Task description
Gather from the material every line that contains the string "考试分值".

Records shown

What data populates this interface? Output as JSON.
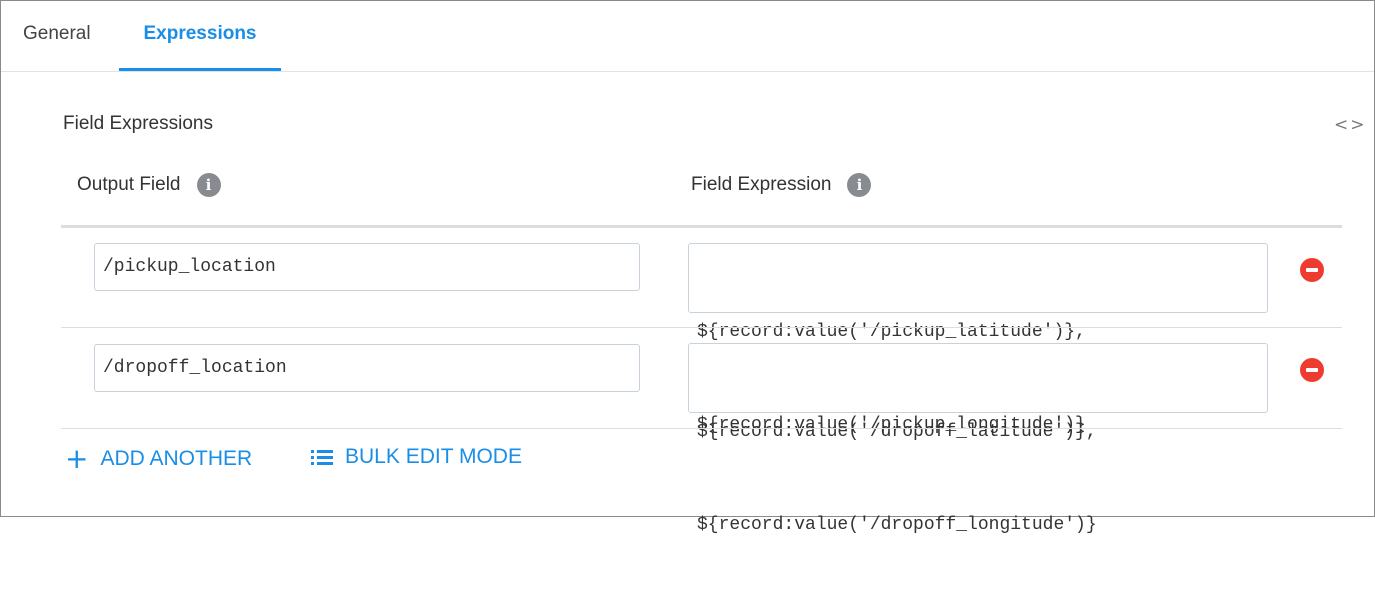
{
  "tabs": [
    {
      "label": "General",
      "active": false
    },
    {
      "label": "Expressions",
      "active": true
    }
  ],
  "section": {
    "title": "Field Expressions",
    "code_toggle": "<>"
  },
  "columns": {
    "output_field": "Output Field",
    "field_expression": "Field Expression",
    "info_icon": "i"
  },
  "rows": [
    {
      "output_field": "/pickup_location",
      "expression_line1": "${record:value('/pickup_latitude')},",
      "expression_line2": "${record:value('/pickup_longitude')}"
    },
    {
      "output_field": "/dropoff_location",
      "expression_line1": "${record:value('/dropoff_latitude')},",
      "expression_line2": "${record:value('/dropoff_longitude')}"
    }
  ],
  "actions": {
    "add_another": "ADD ANOTHER",
    "bulk_edit": "BULK EDIT MODE",
    "plus_glyph": "+"
  },
  "colors": {
    "accent": "#1a8ee6",
    "remove": "#ee3b2f",
    "info": "#888c90"
  }
}
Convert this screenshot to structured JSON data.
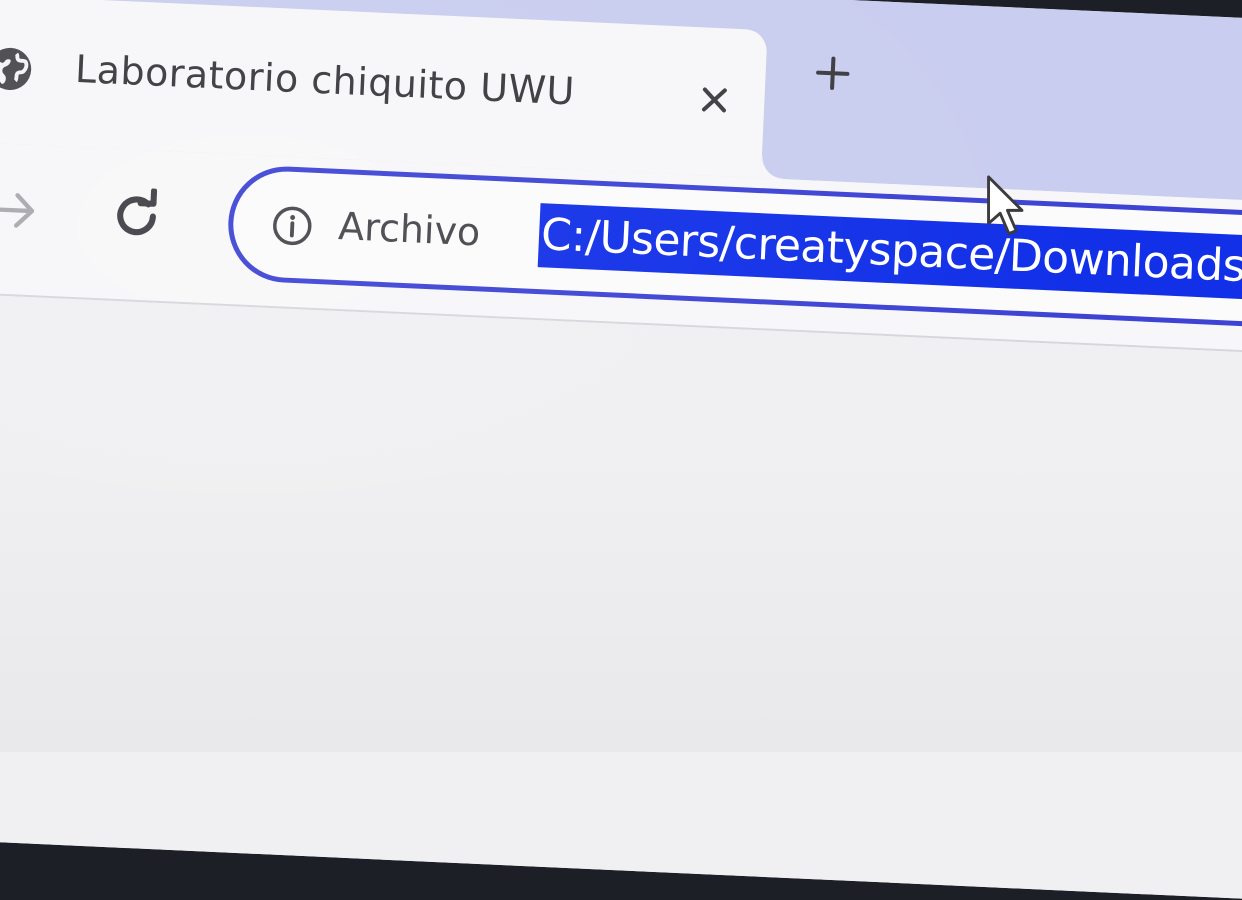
{
  "browser": {
    "tab": {
      "title": "Laboratorio chiquito UWU",
      "favicon": "globe-icon",
      "close_icon": "close-icon"
    },
    "new_tab_icon": "plus-icon",
    "toolbar": {
      "forward_icon": "arrow-right-icon",
      "reload_icon": "reload-icon"
    },
    "omnibox": {
      "security_icon": "info-icon",
      "scheme_label": "Archivo",
      "url": "C:/Users/creatyspace/Downloads/la"
    }
  },
  "colors": {
    "tab_strip": "#c9cdef",
    "omnibox_border": "#3d44d4",
    "selection": "#1230e8",
    "background": "#f0f0f2"
  }
}
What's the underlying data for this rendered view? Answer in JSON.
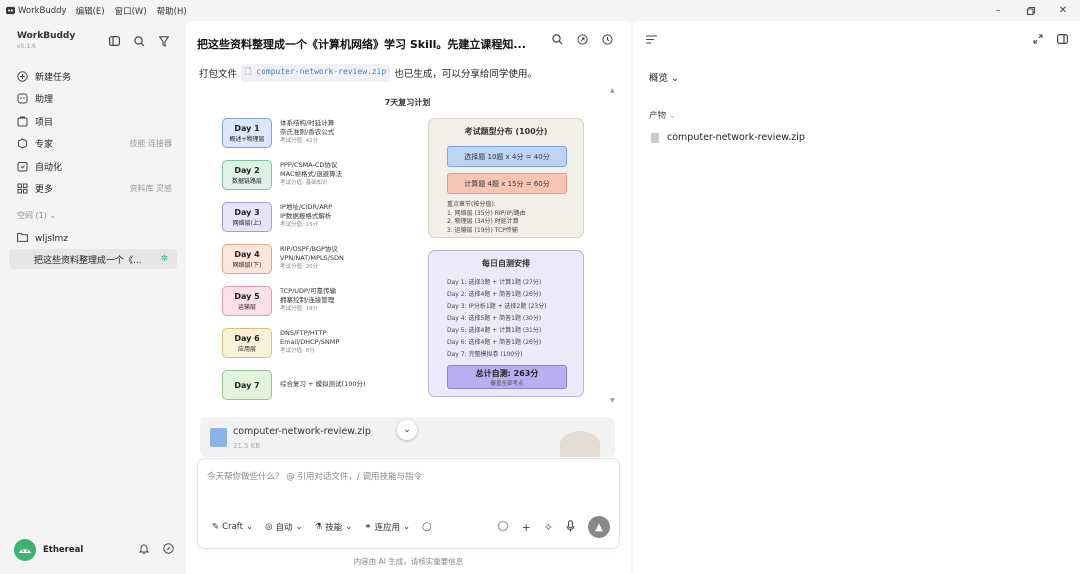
{
  "titlebar": {
    "app_name": "WorkBuddy",
    "menus": [
      "编辑(E)",
      "窗口(W)",
      "帮助(H)"
    ]
  },
  "sidebar": {
    "app_name": "WorkBuddy",
    "version": "v5.1.6",
    "nav": [
      {
        "label": "新建任务",
        "icon": "plus-circle-icon",
        "hint": ""
      },
      {
        "label": "助理",
        "icon": "assistant-icon",
        "hint": ""
      },
      {
        "label": "项目",
        "icon": "project-icon",
        "hint": ""
      },
      {
        "label": "专家",
        "icon": "expert-icon",
        "hint": "技能 连接器"
      },
      {
        "label": "自动化",
        "icon": "automation-icon",
        "hint": ""
      },
      {
        "label": "更多",
        "icon": "grid-icon",
        "hint": "资料库 灵感"
      }
    ],
    "space_label": "空间 (1)",
    "folder_name": "wljslmz",
    "conversation_title": "把这些资料整理成一个《...",
    "user_name": "Ethereal"
  },
  "chat": {
    "title": "把这些资料整理成一个《计算机网络》学习 Skill。先建立课程知...",
    "pack_prefix": "打包文件",
    "pack_file": "computer-network-review.zip",
    "pack_suffix": "也已生成，可以分享给同学使用。",
    "plan_title": "7天复习计划",
    "days": [
      {
        "name": "Day 1",
        "sub": "概述+物理层",
        "lines": [
          "体系结构/时延计算",
          "奈氏准则/香农公式"
        ],
        "score": "考试分值: 42分",
        "color": "#dbe8fa",
        "border": "#7aa6e0"
      },
      {
        "name": "Day 2",
        "sub": "数据链路层",
        "lines": [
          "PPP/CSMA-CD协议",
          "MAC帧格式/退避算法"
        ],
        "score": "考试分值: 基础知识",
        "color": "#dcf3e6",
        "border": "#7cc59a"
      },
      {
        "name": "Day 3",
        "sub": "网络层(上)",
        "lines": [
          "IP地址/CIDR/ARP",
          "IP数据报格式解析"
        ],
        "score": "考试分值: 15分",
        "color": "#e7e4fa",
        "border": "#a39ce0"
      },
      {
        "name": "Day 4",
        "sub": "网络层(下)",
        "lines": [
          "RIP/OSPF/BGP协议",
          "VPN/NAT/MPLS/SDN"
        ],
        "score": "考试分值: 20分",
        "color": "#fbe6dc",
        "border": "#e2a489"
      },
      {
        "name": "Day 5",
        "sub": "运输层",
        "lines": [
          "TCP/UDP/可靠传输",
          "拥塞控制/连接管理"
        ],
        "score": "考试分值: 19分",
        "color": "#fbe0ea",
        "border": "#e49ab5"
      },
      {
        "name": "Day 6",
        "sub": "应用层",
        "lines": [
          "DNS/FTP/HTTP",
          "Email/DHCP/SNMP"
        ],
        "score": "考试分值: 8分",
        "color": "#fbf0d8",
        "border": "#dfbe7c"
      },
      {
        "name": "Day 7",
        "sub": "",
        "lines": [
          "综合复习 + 模拟测试(100分)"
        ],
        "score": "",
        "color": "#e2f4dc",
        "border": "#92cb83"
      }
    ],
    "exam": {
      "title": "考试题型分布 (100分)",
      "box1": "选择题 10题 x 4分 = 40分",
      "box2": "计算题 4题 x 15分 = 60分",
      "notes": [
        "重点章节(按分值):",
        "1. 网络层 (35分) RIP/IP/路由",
        "2. 物理层 (34分) 时延计算",
        "3. 运输层 (19分) TCP传输"
      ]
    },
    "self_test": {
      "title": "每日自测安排",
      "items": [
        "Day 1: 选择3题 + 计算1题 (27分)",
        "Day 2: 选择4题 + 简答1题 (26分)",
        "Day 3: IP分析1题 + 选择2题 (23分)",
        "Day 4: 选择5题 + 简答1题 (30分)",
        "Day 5: 选择4题 + 计算1题 (31分)",
        "Day 6: 选择4题 + 简答1题 (26分)",
        "Day 7: 完整模拟卷 (100分)"
      ],
      "total": "总计自测: 263分",
      "total_sub": "覆盖全部考点"
    },
    "attachment": {
      "name": "computer-network-review.zip",
      "size": "21.5 KB"
    },
    "input_placeholder": "今天帮你做些什么？ @ 引用对话文件，/ 调用技能与指令",
    "tools": [
      "Craft",
      "自动",
      "技能",
      "连应用"
    ],
    "disclaimer": "内容由 AI 生成，请核实重要信息"
  },
  "panel": {
    "overview_label": "概览",
    "products_label": "产物",
    "file": "computer-network-review.zip"
  }
}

Response to the exercise
        "score": "考试分值: 42分",
        "score": "考试分值: 基础知识",
        "score": "考试分值: 15分",
        "score": "考试分值: 20分",
        "score": "考试分值: 19分",
        "score": "考试分值: 8分",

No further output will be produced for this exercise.